→ **Written request**: Scan the material below for the string "label", and copy every line where it shows up.

[Extracted records]
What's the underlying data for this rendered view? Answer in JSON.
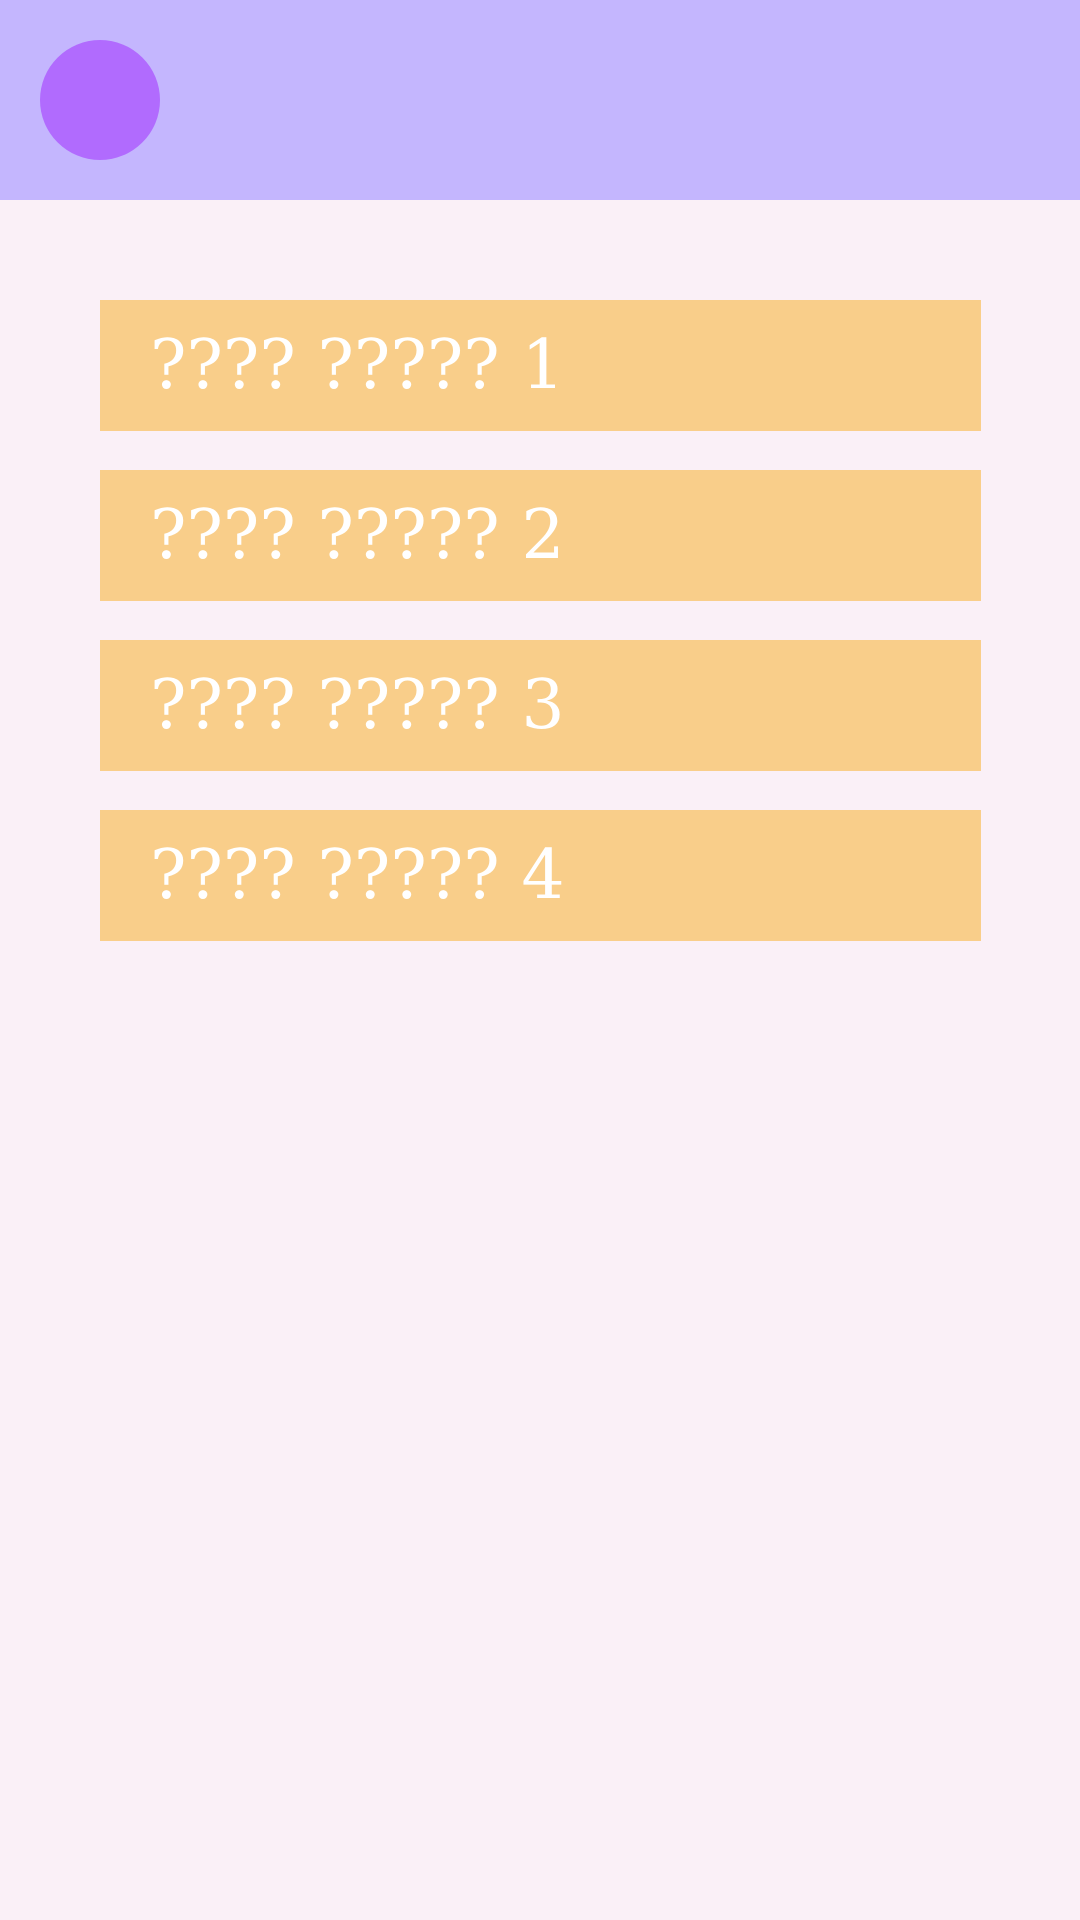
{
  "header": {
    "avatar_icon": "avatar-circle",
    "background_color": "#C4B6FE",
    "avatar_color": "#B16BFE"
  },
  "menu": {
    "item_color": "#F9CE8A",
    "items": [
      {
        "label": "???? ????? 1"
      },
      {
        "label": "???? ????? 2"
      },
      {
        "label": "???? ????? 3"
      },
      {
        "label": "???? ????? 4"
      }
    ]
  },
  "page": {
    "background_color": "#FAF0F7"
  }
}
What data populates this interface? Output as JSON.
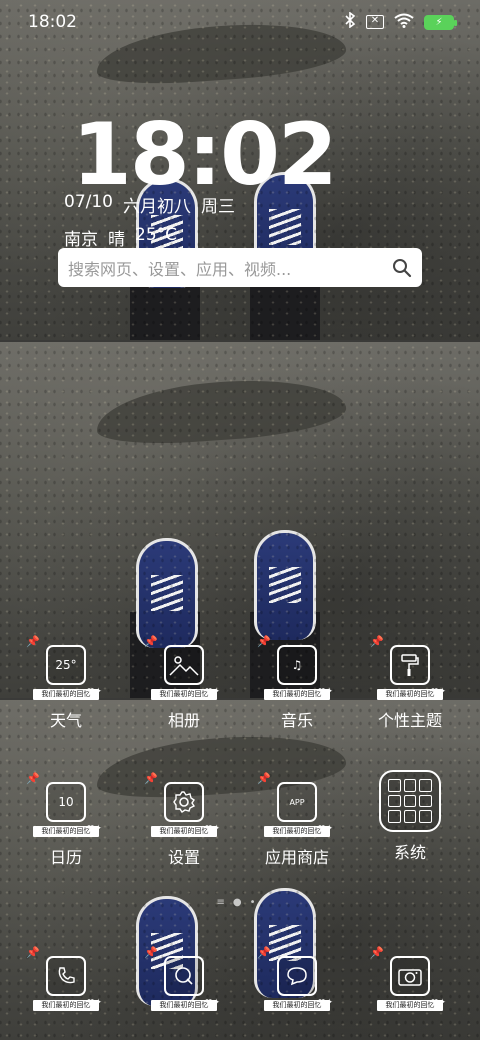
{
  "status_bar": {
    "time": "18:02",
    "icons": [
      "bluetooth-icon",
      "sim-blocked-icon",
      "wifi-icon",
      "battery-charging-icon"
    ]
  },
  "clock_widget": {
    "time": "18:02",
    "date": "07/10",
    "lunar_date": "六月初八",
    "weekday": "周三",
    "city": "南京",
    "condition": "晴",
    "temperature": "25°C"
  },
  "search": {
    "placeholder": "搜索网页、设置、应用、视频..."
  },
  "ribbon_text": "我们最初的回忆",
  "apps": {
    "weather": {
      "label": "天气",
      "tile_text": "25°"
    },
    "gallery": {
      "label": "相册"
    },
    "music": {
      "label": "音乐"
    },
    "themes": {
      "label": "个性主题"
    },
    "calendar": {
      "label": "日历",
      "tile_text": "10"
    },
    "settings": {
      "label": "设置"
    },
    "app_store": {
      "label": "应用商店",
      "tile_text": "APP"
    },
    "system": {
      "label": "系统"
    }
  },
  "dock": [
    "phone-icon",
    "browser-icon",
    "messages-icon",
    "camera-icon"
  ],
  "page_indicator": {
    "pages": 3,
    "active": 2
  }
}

→ **Result for this task**:
        "label": "???? ????? 1"
        "label": "???? ????? 2"
        "label": "???? ????? 3"
        "label": "???? ????? 4"
      "label": "天气",
      "label": "相册"
      "label": "音乐"
      "label": "个性主题"
      "label": "日历",
      "label": "设置"
      "label": "应用商店",
      "label": "系统"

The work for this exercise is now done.